--- START OF Extracted entries ---
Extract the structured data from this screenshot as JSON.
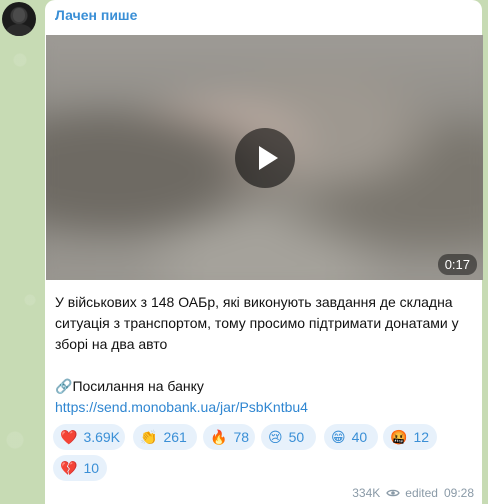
{
  "channel": {
    "author": "Лачен пише"
  },
  "video": {
    "duration": "0:17"
  },
  "message": {
    "text": "У військових з 148 ОАБр, які виконують завдання де складна ситуація з транспортом, тому просимо підтримати донатами у зборі на два авто",
    "link_prefix_icon": "🔗",
    "link_label": "Посилання на банку",
    "url": "https://send.monobank.ua/jar/PsbKntbu4"
  },
  "reactions": [
    {
      "emoji": "❤️",
      "name": "heart-icon",
      "count": "3.69K"
    },
    {
      "emoji": "👏",
      "name": "clap-icon",
      "count": "261"
    },
    {
      "emoji": "🔥",
      "name": "fire-icon",
      "count": "78"
    },
    {
      "emoji": "😢",
      "name": "cry-icon",
      "count": "50"
    },
    {
      "emoji": "😁",
      "name": "grin-icon",
      "count": "40"
    },
    {
      "emoji": "🤬",
      "name": "angry-icon",
      "count": "12"
    },
    {
      "emoji": "💔",
      "name": "broken-heart-icon",
      "count": "10"
    }
  ],
  "meta": {
    "views": "334K",
    "edited_label": "edited",
    "time": "09:28"
  },
  "colors": {
    "accent": "#3a8fd6",
    "link": "#2f86d1",
    "reaction_bg": "#e7f1fb",
    "wallpaper": "#c7dbb4"
  }
}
--- END OF Extracted entries ---
- **The request**:
Copy all the lines of data exactly as they appear, dropping any images.

- **Written response**:
Extract the structured data from this screenshot as JSON.
{
  "channel": {
    "author": "Лачен пише"
  },
  "video": {
    "duration": "0:17"
  },
  "message": {
    "text": "У військових з 148 ОАБр, які виконують завдання де складна ситуація з транспортом, тому просимо підтримати донатами у зборі на два авто",
    "link_prefix_icon": "🔗",
    "link_label": "Посилання на банку",
    "url": "https://send.monobank.ua/jar/PsbKntbu4"
  },
  "reactions": [
    {
      "emoji": "❤️",
      "name": "heart-icon",
      "count": "3.69K"
    },
    {
      "emoji": "👏",
      "name": "clap-icon",
      "count": "261"
    },
    {
      "emoji": "🔥",
      "name": "fire-icon",
      "count": "78"
    },
    {
      "emoji": "😢",
      "name": "cry-icon",
      "count": "50"
    },
    {
      "emoji": "😁",
      "name": "grin-icon",
      "count": "40"
    },
    {
      "emoji": "🤬",
      "name": "angry-icon",
      "count": "12"
    },
    {
      "emoji": "💔",
      "name": "broken-heart-icon",
      "count": "10"
    }
  ],
  "meta": {
    "views": "334K",
    "edited_label": "edited",
    "time": "09:28"
  },
  "colors": {
    "accent": "#3a8fd6",
    "link": "#2f86d1",
    "reaction_bg": "#e7f1fb",
    "wallpaper": "#c7dbb4"
  }
}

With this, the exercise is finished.